#### [RAW RECORDS]
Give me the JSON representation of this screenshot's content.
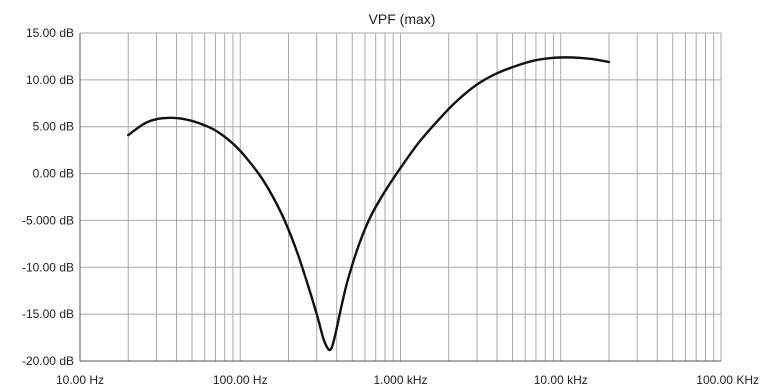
{
  "chart_data": {
    "type": "line",
    "title": "VPF (max)",
    "xlabel": "",
    "ylabel": "",
    "x_scale": "log",
    "xlim": [
      10,
      100000
    ],
    "ylim": [
      -20,
      15
    ],
    "grid": true,
    "x_tick_values": [
      10,
      100,
      1000,
      10000,
      100000
    ],
    "x_tick_labels": [
      "10.00 Hz",
      "100.00 Hz",
      "1.000 kHz",
      "10.00 kHz",
      "100.00 KHz"
    ],
    "y_tick_values": [
      15,
      10,
      5,
      0,
      -5,
      -10,
      -15,
      -20
    ],
    "y_tick_labels": [
      "15.00 dB",
      "10.00 dB",
      "5.00 dB",
      "0.00 dB",
      "-5.000 dB",
      "-10.00 dB",
      "-15.00 dB",
      "-20.00 dB"
    ],
    "series": [
      {
        "color": "#111111",
        "x": [
          20,
          25,
          30,
          37,
          45,
          55,
          70,
          90,
          110,
          140,
          180,
          220,
          260,
          300,
          330,
          350,
          365,
          380,
          400,
          430,
          470,
          550,
          650,
          800,
          1000,
          1300,
          1700,
          2200,
          3000,
          4000,
          5500,
          7000,
          9000,
          11000,
          13000,
          16000,
          20000
        ],
        "y": [
          4.1,
          5.3,
          5.8,
          5.95,
          5.8,
          5.4,
          4.6,
          3.2,
          1.6,
          -0.8,
          -4.2,
          -7.8,
          -11.5,
          -15.0,
          -17.6,
          -18.6,
          -18.8,
          -18.1,
          -16.5,
          -14.0,
          -11.3,
          -7.6,
          -4.6,
          -1.9,
          0.6,
          3.3,
          5.6,
          7.6,
          9.5,
          10.7,
          11.6,
          12.1,
          12.35,
          12.4,
          12.35,
          12.2,
          11.9
        ]
      }
    ]
  }
}
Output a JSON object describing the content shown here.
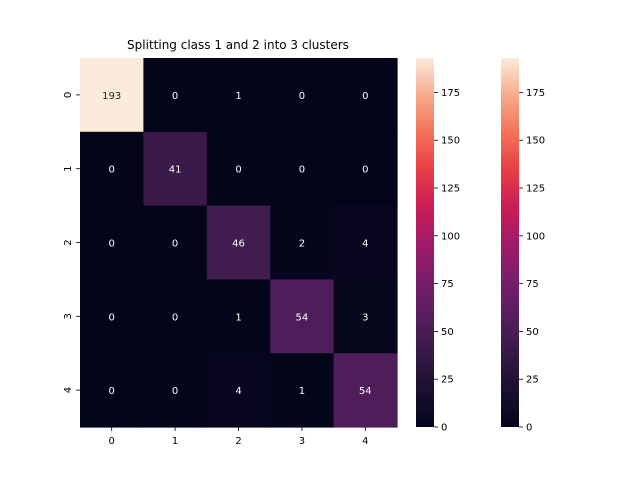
{
  "chart_data": {
    "type": "heatmap",
    "title": "Splitting class 1 and 2 into 3 clusters",
    "xlabel": "",
    "ylabel": "",
    "x_categories": [
      "0",
      "1",
      "2",
      "3",
      "4"
    ],
    "y_categories": [
      "0",
      "1",
      "2",
      "3",
      "4"
    ],
    "matrix": [
      [
        193,
        0,
        1,
        0,
        0
      ],
      [
        0,
        41,
        0,
        0,
        0
      ],
      [
        0,
        0,
        46,
        2,
        4
      ],
      [
        0,
        0,
        1,
        54,
        3
      ],
      [
        0,
        0,
        4,
        1,
        54
      ]
    ],
    "value_range": [
      0,
      193
    ],
    "colormap": "rocket",
    "colorbars": [
      {
        "ticks": [
          0,
          25,
          50,
          75,
          100,
          125,
          150,
          175
        ]
      },
      {
        "ticks": [
          0,
          25,
          50,
          75,
          100,
          125,
          150,
          175
        ]
      }
    ],
    "grid": false
  }
}
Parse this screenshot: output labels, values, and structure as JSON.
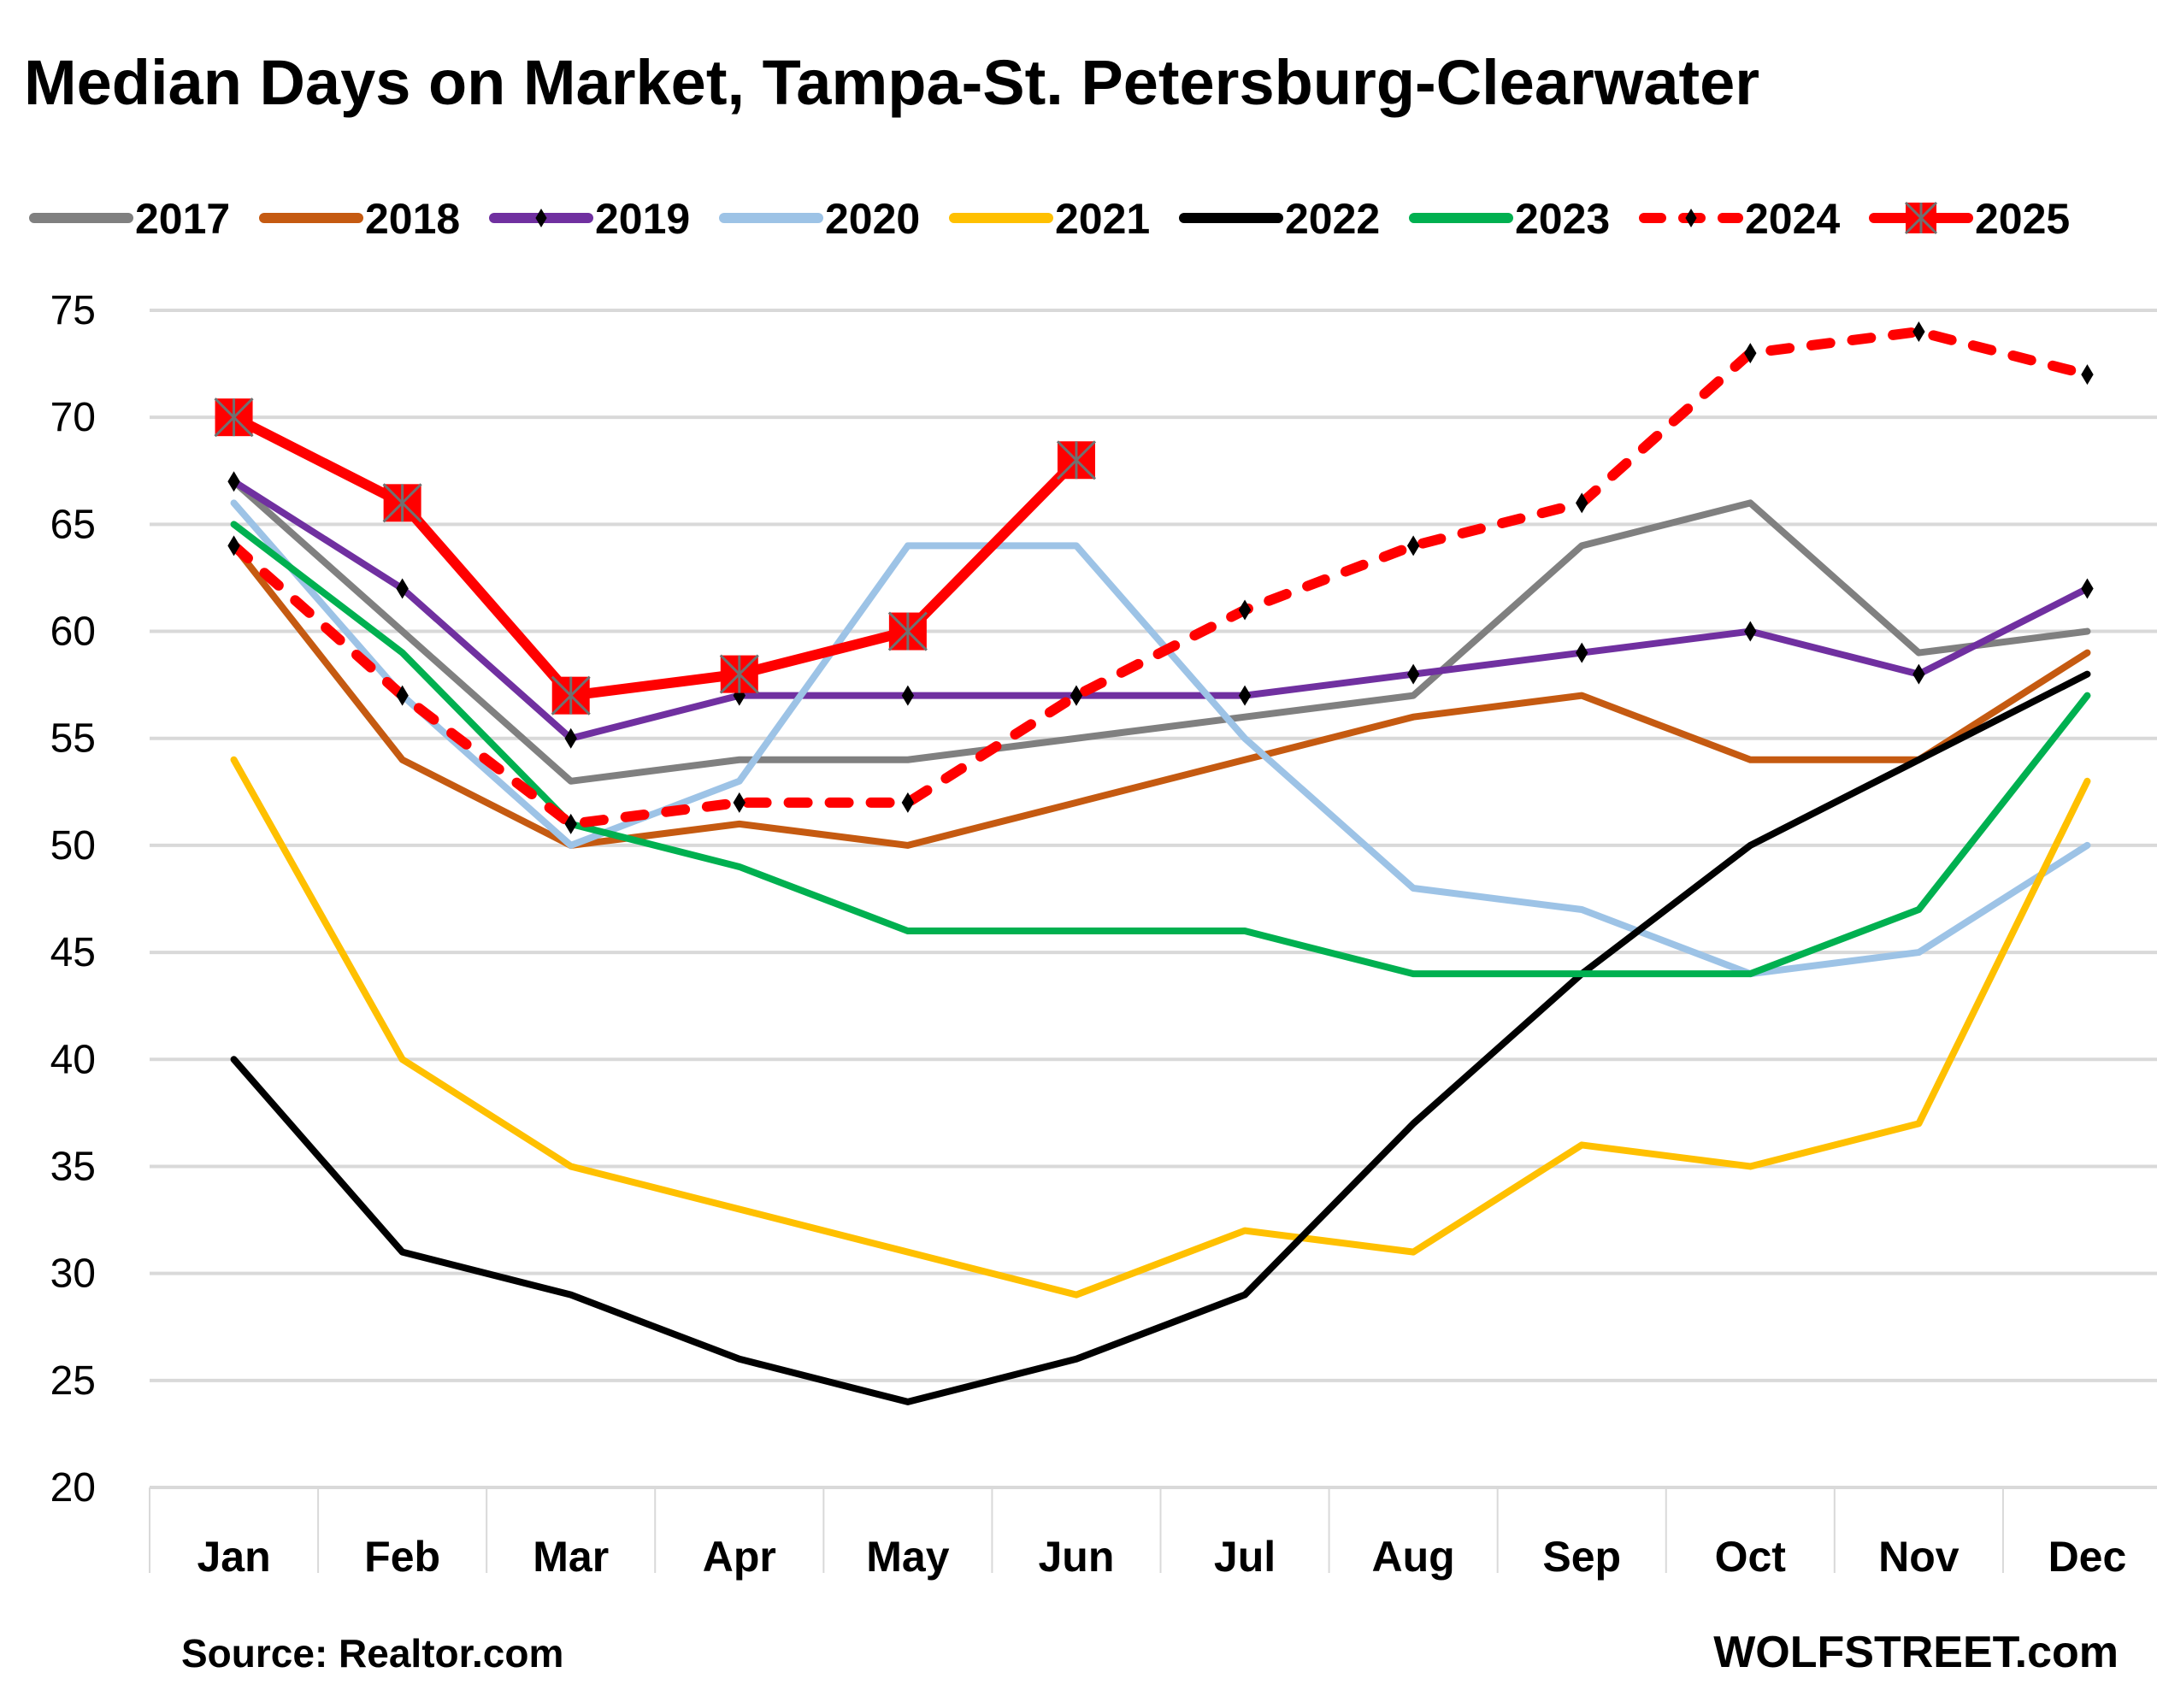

#### [WORK TO BE COMPLETED]
Identify every line where the string "this" appears.

#### [SOLVED EXERCISE]
Give me the JSON representation of this screenshot's content.
Parse this screenshot: output labels, values, and structure as JSON.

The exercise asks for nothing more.